_WHAT IS ASKED_
Copy out each line of the material below with no changes.

+++ DATA TO USE

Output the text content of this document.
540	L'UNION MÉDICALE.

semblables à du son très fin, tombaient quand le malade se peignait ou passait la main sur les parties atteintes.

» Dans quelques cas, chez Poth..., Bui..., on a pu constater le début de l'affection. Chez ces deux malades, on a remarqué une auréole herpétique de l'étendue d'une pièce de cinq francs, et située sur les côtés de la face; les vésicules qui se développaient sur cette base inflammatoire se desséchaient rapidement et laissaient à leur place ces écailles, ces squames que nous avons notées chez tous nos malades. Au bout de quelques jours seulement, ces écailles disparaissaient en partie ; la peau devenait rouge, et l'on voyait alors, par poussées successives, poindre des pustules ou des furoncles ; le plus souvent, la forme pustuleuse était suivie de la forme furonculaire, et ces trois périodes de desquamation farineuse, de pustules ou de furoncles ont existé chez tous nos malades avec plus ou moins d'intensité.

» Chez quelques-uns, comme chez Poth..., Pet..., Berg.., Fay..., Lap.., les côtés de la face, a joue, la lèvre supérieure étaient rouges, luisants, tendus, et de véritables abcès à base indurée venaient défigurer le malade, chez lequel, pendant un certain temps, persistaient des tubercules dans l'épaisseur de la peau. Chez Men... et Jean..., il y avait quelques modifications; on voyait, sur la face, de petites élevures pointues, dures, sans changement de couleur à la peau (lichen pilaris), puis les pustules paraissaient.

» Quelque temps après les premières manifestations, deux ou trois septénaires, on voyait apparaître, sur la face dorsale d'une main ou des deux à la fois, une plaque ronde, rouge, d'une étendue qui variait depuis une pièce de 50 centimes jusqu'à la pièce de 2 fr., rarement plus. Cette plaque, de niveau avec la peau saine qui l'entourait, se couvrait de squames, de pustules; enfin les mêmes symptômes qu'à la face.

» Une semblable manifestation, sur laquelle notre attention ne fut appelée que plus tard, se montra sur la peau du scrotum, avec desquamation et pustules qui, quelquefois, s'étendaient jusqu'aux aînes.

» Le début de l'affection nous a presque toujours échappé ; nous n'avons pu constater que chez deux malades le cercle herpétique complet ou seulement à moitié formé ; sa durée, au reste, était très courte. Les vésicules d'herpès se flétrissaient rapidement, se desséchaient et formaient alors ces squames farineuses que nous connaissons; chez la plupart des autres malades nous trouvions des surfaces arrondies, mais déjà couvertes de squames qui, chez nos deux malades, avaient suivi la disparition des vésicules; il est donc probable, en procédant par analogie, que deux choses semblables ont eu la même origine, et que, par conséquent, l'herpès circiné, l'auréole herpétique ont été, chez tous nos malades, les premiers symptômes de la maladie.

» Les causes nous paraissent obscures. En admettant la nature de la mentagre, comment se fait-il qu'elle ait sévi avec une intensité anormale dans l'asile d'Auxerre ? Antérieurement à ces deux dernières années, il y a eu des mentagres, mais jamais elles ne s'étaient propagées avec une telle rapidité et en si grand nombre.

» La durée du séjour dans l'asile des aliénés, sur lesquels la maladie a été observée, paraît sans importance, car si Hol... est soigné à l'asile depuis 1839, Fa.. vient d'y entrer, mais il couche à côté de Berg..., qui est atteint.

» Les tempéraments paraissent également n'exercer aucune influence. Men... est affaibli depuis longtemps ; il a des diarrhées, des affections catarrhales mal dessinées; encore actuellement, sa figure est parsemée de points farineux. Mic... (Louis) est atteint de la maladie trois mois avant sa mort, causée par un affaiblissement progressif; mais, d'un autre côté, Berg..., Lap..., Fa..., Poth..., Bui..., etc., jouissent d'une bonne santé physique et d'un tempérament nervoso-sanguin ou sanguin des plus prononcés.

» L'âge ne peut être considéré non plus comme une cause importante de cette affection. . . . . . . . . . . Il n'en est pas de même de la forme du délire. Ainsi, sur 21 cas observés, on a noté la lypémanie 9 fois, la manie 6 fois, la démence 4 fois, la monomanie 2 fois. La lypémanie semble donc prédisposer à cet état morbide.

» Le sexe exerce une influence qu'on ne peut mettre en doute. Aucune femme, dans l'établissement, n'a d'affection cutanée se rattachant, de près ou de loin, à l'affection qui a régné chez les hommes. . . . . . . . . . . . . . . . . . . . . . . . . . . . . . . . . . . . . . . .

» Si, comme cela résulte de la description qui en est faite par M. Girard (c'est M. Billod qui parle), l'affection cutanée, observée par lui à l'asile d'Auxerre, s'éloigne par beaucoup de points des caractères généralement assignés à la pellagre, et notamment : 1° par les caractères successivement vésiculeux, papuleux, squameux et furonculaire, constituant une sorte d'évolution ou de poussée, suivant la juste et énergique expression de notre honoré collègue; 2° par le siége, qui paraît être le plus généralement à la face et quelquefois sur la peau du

++++++

_FULL OUTPUT_
Output the text content of this document.
540	L'UNION MÉDICALE.

semblables à du son très fin, tombaient quand le malade se peignait ou passait la main sur les parties atteintes.

» Dans quelques cas, chez Poth..., Bui..., on a pu constater le début de l'affection. Chez ces deux malades, on a remarqué une auréole herpétique de l'étendue d'une pièce de cinq francs, et située sur les côtés de la face; les vésicules qui se développaient sur cette base inflammatoire se desséchaient rapidement et laissaient à leur place ces écailles, ces squames que nous avons notées chez tous nos malades. Au bout de quelques jours seulement, ces écailles disparaissaient en partie ; la peau devenait rouge, et l'on voyait alors, par poussées successives, poindre des pustules ou des furoncles ; le plus souvent, la forme pustuleuse était suivie de la forme furonculaire, et ces trois périodes de desquamation farineuse, de pustules ou de furoncles ont existé chez tous nos malades avec plus ou moins d'intensité.

» Chez quelques-uns, comme chez Poth..., Pet..., Berg.., Fay..., Lap.., les côtés de la face, a joue, la lèvre supérieure étaient rouges, luisants, tendus, et de véritables abcès à base indurée venaient défigurer le malade, chez lequel, pendant un certain temps, persistaient des tubercules dans l'épaisseur de la peau. Chez Men... et Jean..., il y avait quelques modifications; on voyait, sur la face, de petites élevures pointues, dures, sans changement de couleur à la peau (lichen pilaris), puis les pustules paraissaient.

» Quelque temps après les premières manifestations, deux ou trois septénaires, on voyait apparaître, sur la face dorsale d'une main ou des deux à la fois, une plaque ronde, rouge, d'une étendue qui variait depuis une pièce de 50 centimes jusqu'à la pièce de 2 fr., rarement plus. Cette plaque, de niveau avec la peau saine qui l'entourait, se couvrait de squames, de pustules; enfin les mêmes symptômes qu'à la face.

» Une semblable manifestation, sur laquelle notre attention ne fut appelée que plus tard, se montra sur la peau du scrotum, avec desquamation et pustules qui, quelquefois, s'étendaient jusqu'aux aînes.

» Le début de l'affection nous a presque toujours échappé ; nous n'avons pu constater que chez deux malades le cercle herpétique complet ou seulement à moitié formé ; sa durée, au reste, était très courte. Les vésicules d'herpès se flétrissaient rapidement, se desséchaient et formaient alors ces squames farineuses que nous connaissons; chez la plupart des autres malades nous trouvions des surfaces arrondies, mais déjà couvertes de squames qui, chez nos deux malades, avaient suivi la disparition des vésicules; il est donc probable, en procédant par analogie, que deux choses semblables ont eu la même origine, et que, par conséquent, l'herpès circiné, l'auréole herpétique ont été, chez tous nos malades, les premiers symptômes de la maladie.

» Les causes nous paraissent obscures. En admettant la nature de la mentagre, comment se fait-il qu'elle ait sévi avec une intensité anormale dans l'asile d'Auxerre ? Antérieurement à ces deux dernières années, il y a eu des mentagres, mais jamais elles ne s'étaient propagées avec une telle rapidité et en si grand nombre.

» La durée du séjour dans l'asile des aliénés, sur lesquels la maladie a été observée, paraît sans importance, car si Hol... est soigné à l'asile depuis 1839, Fa.. vient d'y entrer, mais il couche à côté de Berg..., qui est atteint.

» Les tempéraments paraissent également n'exercer aucune influence. Men... est affaibli depuis longtemps ; il a des diarrhées, des affections catarrhales mal dessinées; encore actuellement, sa figure est parsemée de points farineux. Mic... (Louis) est atteint de la maladie trois mois avant sa mort, causée par un affaiblissement progressif; mais, d'un autre côté, Berg..., Lap..., Fa..., Poth..., Bui..., etc., jouissent d'une bonne santé physique et d'un tempérament nervoso-sanguin ou sanguin des plus prononcés.

» L'âge ne peut être considéré non plus comme une cause importante de cette affection. . . . . . . . . . . Il n'en est pas de même de la forme du délire. Ainsi, sur 21 cas observés, on a noté la lypémanie 9 fois, la manie 6 fois, la démence 4 fois, la monomanie 2 fois. La lypémanie semble donc prédisposer à cet état morbide.

» Le sexe exerce une influence qu'on ne peut mettre en doute. Aucune femme, dans l'établissement, n'a d'affection cutanée se rattachant, de près ou de loin, à l'affection qui a régné chez les hommes. . . . . . . . . . . . . . . . . . . . . . . . . . . . . . . . . . . . . . . .

» Si, comme cela résulte de la description qui en est faite par M. Girard (c'est M. Billod qui parle), l'affection cutanée, observée par lui à l'asile d'Auxerre, s'éloigne par beaucoup de points des caractères généralement assignés à la pellagre, et notamment : 1° par les caractères successivement vésiculeux, papuleux, squameux et furonculaire, constituant une sorte d'évolution ou de poussée, suivant la juste et énergique expression de notre honoré collègue; 2° par le siége, qui paraît être le plus généralement à la face et quelquefois sur la peau du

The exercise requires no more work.